» WORK REQUIRED
Copy out all lines of the records in which the word "border" appears.
::: SOURCE MATERIAL
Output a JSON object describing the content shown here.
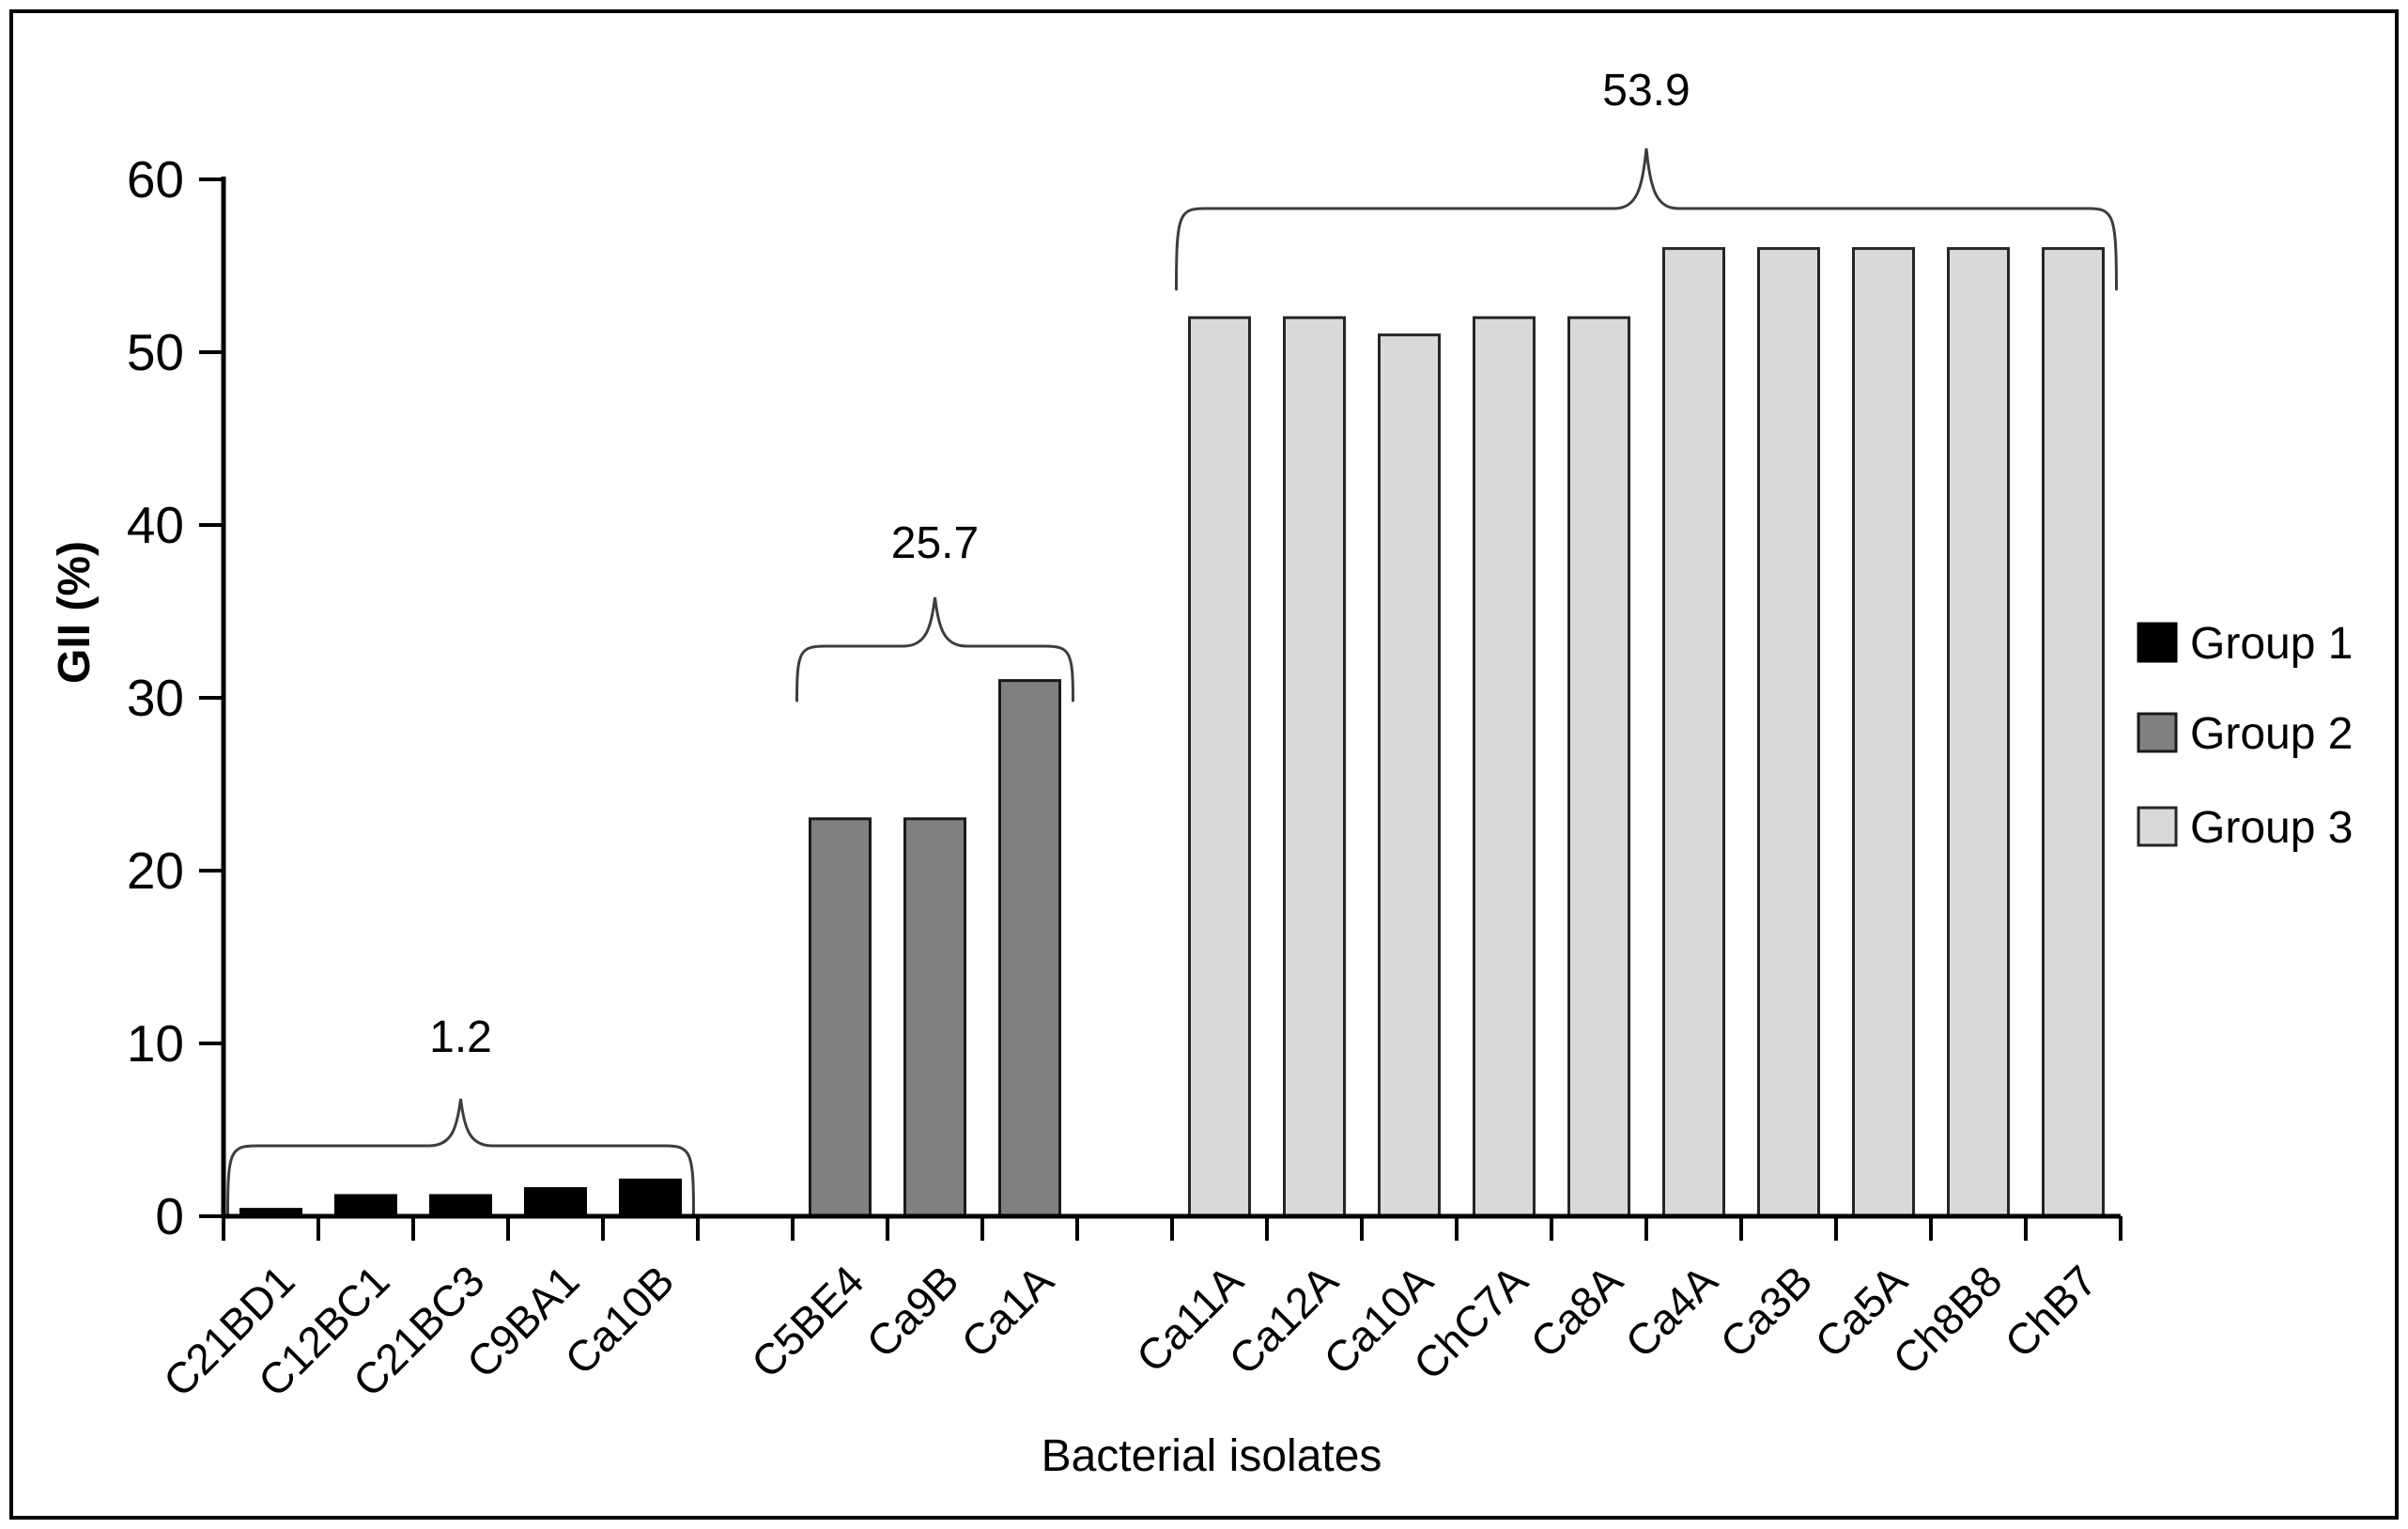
{
  "chart_data": {
    "type": "bar",
    "title": "",
    "xlabel": "Bacterial isolates",
    "ylabel": "GII (%)",
    "ylim": [
      0,
      60
    ],
    "yticks": [
      0,
      10,
      20,
      30,
      40,
      50,
      60
    ],
    "grid": false,
    "legend": {
      "position": "right",
      "entries": [
        "Group 1",
        "Group 2",
        "Group 3"
      ]
    },
    "groups": [
      {
        "name": "Group 1",
        "color": "#000000",
        "border": "#000000",
        "mean_label": "1.2",
        "categories": [
          "C21BD1",
          "C12BC1",
          "C21BC3",
          "C9BA1",
          "Ca10B"
        ],
        "values": [
          0.4,
          1.2,
          1.2,
          1.6,
          2.1
        ]
      },
      {
        "name": "Group 2",
        "color": "#808080",
        "border": "#1a1a1a",
        "mean_label": "25.7",
        "categories": [
          "C5BE4",
          "Ca9B",
          "Ca1A"
        ],
        "values": [
          23,
          23,
          31
        ]
      },
      {
        "name": "Group 3",
        "color": "#d9d9d9",
        "border": "#262626",
        "mean_label": "53.9",
        "categories": [
          "Ca11A",
          "Ca12A",
          "Ca10A",
          "ChC7A",
          "Ca8A",
          "Ca4A",
          "Ca3B",
          "Ca5A",
          "Ch8B8",
          "ChB7"
        ],
        "values": [
          52,
          52,
          51,
          52,
          52,
          56,
          56,
          56,
          56,
          56
        ]
      }
    ]
  }
}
::::::
» FINISHED TASK
        "border": "#000000",
        "border": "#1a1a1a",
        "border": "#262626",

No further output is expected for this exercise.